━━━ Recorded information
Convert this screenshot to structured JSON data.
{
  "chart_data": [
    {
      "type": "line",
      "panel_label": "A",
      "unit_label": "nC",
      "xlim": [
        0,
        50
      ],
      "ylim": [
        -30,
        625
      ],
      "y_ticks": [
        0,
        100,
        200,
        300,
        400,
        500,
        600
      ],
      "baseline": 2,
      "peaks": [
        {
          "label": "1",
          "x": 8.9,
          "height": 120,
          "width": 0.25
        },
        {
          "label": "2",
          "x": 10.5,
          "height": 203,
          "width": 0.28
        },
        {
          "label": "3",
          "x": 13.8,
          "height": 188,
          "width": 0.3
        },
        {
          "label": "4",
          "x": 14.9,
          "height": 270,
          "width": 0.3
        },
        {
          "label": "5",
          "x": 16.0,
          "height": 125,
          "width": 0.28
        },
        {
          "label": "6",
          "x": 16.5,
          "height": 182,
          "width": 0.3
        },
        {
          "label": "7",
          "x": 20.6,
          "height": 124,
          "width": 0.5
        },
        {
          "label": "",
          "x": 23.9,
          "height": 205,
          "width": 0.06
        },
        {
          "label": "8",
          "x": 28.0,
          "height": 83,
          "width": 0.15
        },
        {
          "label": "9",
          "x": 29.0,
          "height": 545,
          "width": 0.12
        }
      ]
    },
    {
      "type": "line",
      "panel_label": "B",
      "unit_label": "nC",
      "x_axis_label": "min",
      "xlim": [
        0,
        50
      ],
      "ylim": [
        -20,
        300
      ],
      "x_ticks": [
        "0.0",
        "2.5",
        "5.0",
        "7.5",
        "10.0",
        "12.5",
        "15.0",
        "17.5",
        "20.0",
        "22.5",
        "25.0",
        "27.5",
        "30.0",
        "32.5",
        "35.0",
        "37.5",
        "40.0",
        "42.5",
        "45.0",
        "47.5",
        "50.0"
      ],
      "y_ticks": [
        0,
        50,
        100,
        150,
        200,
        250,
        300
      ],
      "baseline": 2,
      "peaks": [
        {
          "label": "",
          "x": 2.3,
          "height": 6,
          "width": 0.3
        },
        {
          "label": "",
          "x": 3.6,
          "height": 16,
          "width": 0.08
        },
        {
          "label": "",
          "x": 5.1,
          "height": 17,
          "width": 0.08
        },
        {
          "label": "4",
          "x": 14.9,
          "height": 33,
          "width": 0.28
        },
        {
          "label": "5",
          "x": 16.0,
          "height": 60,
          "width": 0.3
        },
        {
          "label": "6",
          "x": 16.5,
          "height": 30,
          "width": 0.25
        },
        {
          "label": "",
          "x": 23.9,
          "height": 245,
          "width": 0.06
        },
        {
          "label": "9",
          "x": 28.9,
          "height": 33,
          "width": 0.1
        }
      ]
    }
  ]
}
━━━━━━
**Given instruction:**
Hand back the material above in full, exactly as written.

**Task solution:**
Convert this screenshot to structured JSON data.
{
  "chart_data": [
    {
      "type": "line",
      "panel_label": "A",
      "unit_label": "nC",
      "xlim": [
        0,
        50
      ],
      "ylim": [
        -30,
        625
      ],
      "y_ticks": [
        0,
        100,
        200,
        300,
        400,
        500,
        600
      ],
      "baseline": 2,
      "peaks": [
        {
          "label": "1",
          "x": 8.9,
          "height": 120,
          "width": 0.25
        },
        {
          "label": "2",
          "x": 10.5,
          "height": 203,
          "width": 0.28
        },
        {
          "label": "3",
          "x": 13.8,
          "height": 188,
          "width": 0.3
        },
        {
          "label": "4",
          "x": 14.9,
          "height": 270,
          "width": 0.3
        },
        {
          "label": "5",
          "x": 16.0,
          "height": 125,
          "width": 0.28
        },
        {
          "label": "6",
          "x": 16.5,
          "height": 182,
          "width": 0.3
        },
        {
          "label": "7",
          "x": 20.6,
          "height": 124,
          "width": 0.5
        },
        {
          "label": "",
          "x": 23.9,
          "height": 205,
          "width": 0.06
        },
        {
          "label": "8",
          "x": 28.0,
          "height": 83,
          "width": 0.15
        },
        {
          "label": "9",
          "x": 29.0,
          "height": 545,
          "width": 0.12
        }
      ]
    },
    {
      "type": "line",
      "panel_label": "B",
      "unit_label": "nC",
      "x_axis_label": "min",
      "xlim": [
        0,
        50
      ],
      "ylim": [
        -20,
        300
      ],
      "x_ticks": [
        "0.0",
        "2.5",
        "5.0",
        "7.5",
        "10.0",
        "12.5",
        "15.0",
        "17.5",
        "20.0",
        "22.5",
        "25.0",
        "27.5",
        "30.0",
        "32.5",
        "35.0",
        "37.5",
        "40.0",
        "42.5",
        "45.0",
        "47.5",
        "50.0"
      ],
      "y_ticks": [
        0,
        50,
        100,
        150,
        200,
        250,
        300
      ],
      "baseline": 2,
      "peaks": [
        {
          "label": "",
          "x": 2.3,
          "height": 6,
          "width": 0.3
        },
        {
          "label": "",
          "x": 3.6,
          "height": 16,
          "width": 0.08
        },
        {
          "label": "",
          "x": 5.1,
          "height": 17,
          "width": 0.08
        },
        {
          "label": "4",
          "x": 14.9,
          "height": 33,
          "width": 0.28
        },
        {
          "label": "5",
          "x": 16.0,
          "height": 60,
          "width": 0.3
        },
        {
          "label": "6",
          "x": 16.5,
          "height": 30,
          "width": 0.25
        },
        {
          "label": "",
          "x": 23.9,
          "height": 245,
          "width": 0.06
        },
        {
          "label": "9",
          "x": 28.9,
          "height": 33,
          "width": 0.1
        }
      ]
    }
  ]
}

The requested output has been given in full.